## Assignment
Your output must match the data word for word, with every line included.

Entries taken from a collection:
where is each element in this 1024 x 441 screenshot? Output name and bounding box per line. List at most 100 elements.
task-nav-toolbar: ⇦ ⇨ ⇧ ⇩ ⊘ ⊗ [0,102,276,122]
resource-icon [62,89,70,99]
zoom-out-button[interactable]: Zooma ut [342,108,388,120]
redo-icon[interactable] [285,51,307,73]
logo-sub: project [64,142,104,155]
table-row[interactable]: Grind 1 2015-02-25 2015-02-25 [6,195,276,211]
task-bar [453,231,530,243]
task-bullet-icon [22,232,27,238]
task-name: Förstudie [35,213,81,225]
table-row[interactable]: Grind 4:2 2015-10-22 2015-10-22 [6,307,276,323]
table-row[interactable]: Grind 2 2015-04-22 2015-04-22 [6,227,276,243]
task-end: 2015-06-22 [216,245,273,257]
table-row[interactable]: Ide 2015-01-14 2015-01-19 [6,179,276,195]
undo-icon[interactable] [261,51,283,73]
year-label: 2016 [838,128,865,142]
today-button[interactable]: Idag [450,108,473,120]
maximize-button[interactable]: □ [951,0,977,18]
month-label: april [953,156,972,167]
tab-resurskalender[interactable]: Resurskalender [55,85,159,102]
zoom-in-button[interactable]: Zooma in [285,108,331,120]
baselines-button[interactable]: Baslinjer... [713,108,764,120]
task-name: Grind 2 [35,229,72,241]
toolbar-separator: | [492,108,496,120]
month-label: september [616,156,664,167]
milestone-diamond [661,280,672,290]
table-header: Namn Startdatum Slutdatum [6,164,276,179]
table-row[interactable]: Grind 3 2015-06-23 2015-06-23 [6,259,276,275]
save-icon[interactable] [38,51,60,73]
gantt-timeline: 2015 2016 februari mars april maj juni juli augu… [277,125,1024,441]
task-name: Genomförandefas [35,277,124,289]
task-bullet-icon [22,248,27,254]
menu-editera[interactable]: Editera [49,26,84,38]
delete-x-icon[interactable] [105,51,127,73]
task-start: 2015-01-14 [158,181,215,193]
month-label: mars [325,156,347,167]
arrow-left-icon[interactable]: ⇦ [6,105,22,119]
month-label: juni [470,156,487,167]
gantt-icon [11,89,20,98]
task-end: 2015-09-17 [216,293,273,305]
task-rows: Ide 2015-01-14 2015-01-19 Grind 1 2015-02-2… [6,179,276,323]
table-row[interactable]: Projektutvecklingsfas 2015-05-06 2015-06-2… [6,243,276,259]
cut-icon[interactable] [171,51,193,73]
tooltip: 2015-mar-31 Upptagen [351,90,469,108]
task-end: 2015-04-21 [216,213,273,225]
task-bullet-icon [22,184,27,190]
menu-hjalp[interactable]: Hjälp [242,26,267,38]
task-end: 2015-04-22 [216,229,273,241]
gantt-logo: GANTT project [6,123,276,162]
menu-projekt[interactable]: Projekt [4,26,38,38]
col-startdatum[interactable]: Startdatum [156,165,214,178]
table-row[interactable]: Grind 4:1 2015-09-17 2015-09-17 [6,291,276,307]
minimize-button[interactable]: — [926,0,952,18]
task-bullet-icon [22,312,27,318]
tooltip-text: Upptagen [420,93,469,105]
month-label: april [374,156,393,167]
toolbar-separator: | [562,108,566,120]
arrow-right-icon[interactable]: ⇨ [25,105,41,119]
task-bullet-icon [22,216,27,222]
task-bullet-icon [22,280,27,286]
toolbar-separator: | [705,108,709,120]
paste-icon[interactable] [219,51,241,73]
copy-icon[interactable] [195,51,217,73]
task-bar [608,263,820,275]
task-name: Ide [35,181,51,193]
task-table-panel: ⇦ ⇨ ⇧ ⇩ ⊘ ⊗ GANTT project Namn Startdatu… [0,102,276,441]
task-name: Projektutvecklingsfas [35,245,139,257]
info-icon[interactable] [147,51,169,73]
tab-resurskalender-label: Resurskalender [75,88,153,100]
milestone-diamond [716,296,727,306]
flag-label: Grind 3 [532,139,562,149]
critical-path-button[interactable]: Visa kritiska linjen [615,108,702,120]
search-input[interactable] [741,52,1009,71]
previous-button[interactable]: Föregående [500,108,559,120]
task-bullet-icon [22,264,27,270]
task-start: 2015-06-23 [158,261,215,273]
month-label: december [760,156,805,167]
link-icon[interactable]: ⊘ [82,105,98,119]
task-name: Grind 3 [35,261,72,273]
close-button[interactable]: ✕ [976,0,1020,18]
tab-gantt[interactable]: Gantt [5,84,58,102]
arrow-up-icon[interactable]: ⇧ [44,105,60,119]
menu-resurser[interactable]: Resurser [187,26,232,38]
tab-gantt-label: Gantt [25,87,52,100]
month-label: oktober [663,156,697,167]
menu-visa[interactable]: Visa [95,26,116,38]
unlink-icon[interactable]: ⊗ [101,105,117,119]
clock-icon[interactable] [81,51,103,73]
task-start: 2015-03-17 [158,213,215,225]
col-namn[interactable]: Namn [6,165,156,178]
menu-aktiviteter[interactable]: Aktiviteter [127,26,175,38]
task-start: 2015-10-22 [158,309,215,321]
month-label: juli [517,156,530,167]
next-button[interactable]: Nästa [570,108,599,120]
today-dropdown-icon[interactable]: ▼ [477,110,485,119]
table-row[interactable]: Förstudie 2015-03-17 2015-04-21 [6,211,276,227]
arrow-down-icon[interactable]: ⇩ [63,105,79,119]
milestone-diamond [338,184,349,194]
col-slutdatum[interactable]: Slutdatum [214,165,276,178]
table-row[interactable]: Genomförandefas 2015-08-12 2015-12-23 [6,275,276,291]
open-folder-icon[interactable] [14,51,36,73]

## Reply to the task
where is each element in this 1024 x 441 screenshot? Output name and bounding box per line. List at most 100 elements.
task-nav-toolbar: ⇦ ⇨ ⇧ ⇩ ⊘ ⊗ [0,102,276,122]
resource-icon [62,89,70,99]
zoom-out-button[interactable]: Zooma ut [342,108,388,120]
redo-icon[interactable] [285,51,307,73]
logo-sub: project [64,142,104,155]
table-row[interactable]: Grind 1 2015-02-25 2015-02-25 [6,195,276,211]
task-bar [453,231,530,243]
task-bullet-icon [22,232,27,238]
task-name: Förstudie [35,213,81,225]
table-row[interactable]: Grind 4:2 2015-10-22 2015-10-22 [6,307,276,323]
table-row[interactable]: Grind 2 2015-04-22 2015-04-22 [6,227,276,243]
task-end: 2015-06-22 [216,245,273,257]
table-row[interactable]: Ide 2015-01-14 2015-01-19 [6,179,276,195]
undo-icon[interactable] [261,51,283,73]
year-label: 2016 [838,128,865,142]
today-button[interactable]: Idag [450,108,473,120]
maximize-button[interactable]: □ [951,0,977,18]
month-label: april [953,156,972,167]
tab-resurskalender[interactable]: Resurskalender [55,85,159,102]
zoom-in-button[interactable]: Zooma in [285,108,331,120]
baselines-button[interactable]: Baslinjer... [713,108,764,120]
task-name: Grind 2 [35,229,72,241]
toolbar-separator: | [492,108,496,120]
month-label: september [616,156,664,167]
milestone-diamond [661,280,672,290]
table-header: Namn Startdatum Slutdatum [6,164,276,179]
table-row[interactable]: Grind 3 2015-06-23 2015-06-23 [6,259,276,275]
save-icon[interactable] [38,51,60,73]
gantt-timeline: 2015 2016 februari mars april maj juni juli augu… [277,125,1024,441]
task-name: Genomförandefas [35,277,124,289]
task-bullet-icon [22,248,27,254]
menu-editera[interactable]: Editera [49,26,84,38]
delete-x-icon[interactable] [105,51,127,73]
task-start: 2015-01-14 [158,181,215,193]
month-label: mars [325,156,347,167]
arrow-left-icon[interactable]: ⇦ [6,105,22,119]
month-label: juni [470,156,487,167]
gantt-icon [11,89,20,98]
task-end: 2015-09-17 [216,293,273,305]
task-rows: Ide 2015-01-14 2015-01-19 Grind 1 2015-02-2… [6,179,276,323]
table-row[interactable]: Projektutvecklingsfas 2015-05-06 2015-06-2… [6,243,276,259]
cut-icon[interactable] [171,51,193,73]
tooltip: 2015-mar-31 Upptagen [351,90,469,108]
task-end: 2015-04-21 [216,213,273,225]
task-bullet-icon [22,184,27,190]
menu-hjalp[interactable]: Hjälp [242,26,267,38]
task-end: 2015-04-22 [216,229,273,241]
gantt-logo: GANTT project [6,123,276,162]
menu-projekt[interactable]: Projekt [4,26,38,38]
col-startdatum[interactable]: Startdatum [156,165,214,178]
table-row[interactable]: Grind 4:1 2015-09-17 2015-09-17 [6,291,276,307]
minimize-button[interactable]: — [926,0,952,18]
task-bullet-icon [22,312,27,318]
tooltip-text: Upptagen [420,93,469,105]
month-label: april [374,156,393,167]
toolbar-separator: | [562,108,566,120]
arrow-right-icon[interactable]: ⇨ [25,105,41,119]
task-bullet-icon [22,216,27,222]
task-bullet-icon [22,280,27,286]
toolbar-separator: | [705,108,709,120]
paste-icon[interactable] [219,51,241,73]
copy-icon[interactable] [195,51,217,73]
task-bar [608,263,820,275]
task-name: Ide [35,181,51,193]
task-table-panel: ⇦ ⇨ ⇧ ⇩ ⊘ ⊗ GANTT project Namn Startdatu… [0,102,276,441]
task-name: Projektutvecklingsfas [35,245,139,257]
info-icon[interactable] [147,51,169,73]
tab-resurskalender-label: Resurskalender [75,88,153,100]
milestone-diamond [716,296,727,306]
flag-label: Grind 3 [532,139,562,149]
critical-path-button[interactable]: Visa kritiska linjen [615,108,702,120]
search-input[interactable] [741,52,1009,71]
previous-button[interactable]: Föregående [500,108,559,120]
task-bullet-icon [22,264,27,270]
task-start: 2015-06-23 [158,261,215,273]
month-label: december [760,156,805,167]
link-icon[interactable]: ⊘ [82,105,98,119]
task-name: Grind 3 [35,261,72,273]
close-button[interactable]: ✕ [976,0,1020,18]
tab-gantt[interactable]: Gantt [5,84,58,102]
arrow-up-icon[interactable]: ⇧ [44,105,60,119]
menu-resurser[interactable]: Resurser [187,26,232,38]
tab-gantt-label: Gantt [25,87,52,100]
month-label: oktober [663,156,697,167]
menu-visa[interactable]: Visa [95,26,116,38]
unlink-icon[interactable]: ⊗ [101,105,117,119]
clock-icon[interactable] [81,51,103,73]
task-start: 2015-03-17 [158,213,215,225]
col-namn[interactable]: Namn [6,165,156,178]
menu-aktiviteter[interactable]: Aktiviteter [127,26,175,38]
task-start: 2015-10-22 [158,309,215,321]
month-label: juli [517,156,530,167]
next-button[interactable]: Nästa [570,108,599,120]
today-dropdown-icon[interactable]: ▼ [477,110,485,119]
table-row[interactable]: Förstudie 2015-03-17 2015-04-21 [6,211,276,227]
arrow-down-icon[interactable]: ⇩ [63,105,79,119]
milestone-diamond [338,184,349,194]
col-slutdatum[interactable]: Slutdatum [214,165,276,178]
table-row[interactable]: Genomförandefas 2015-08-12 2015-12-23 [6,275,276,291]
open-folder-icon[interactable] [14,51,36,73]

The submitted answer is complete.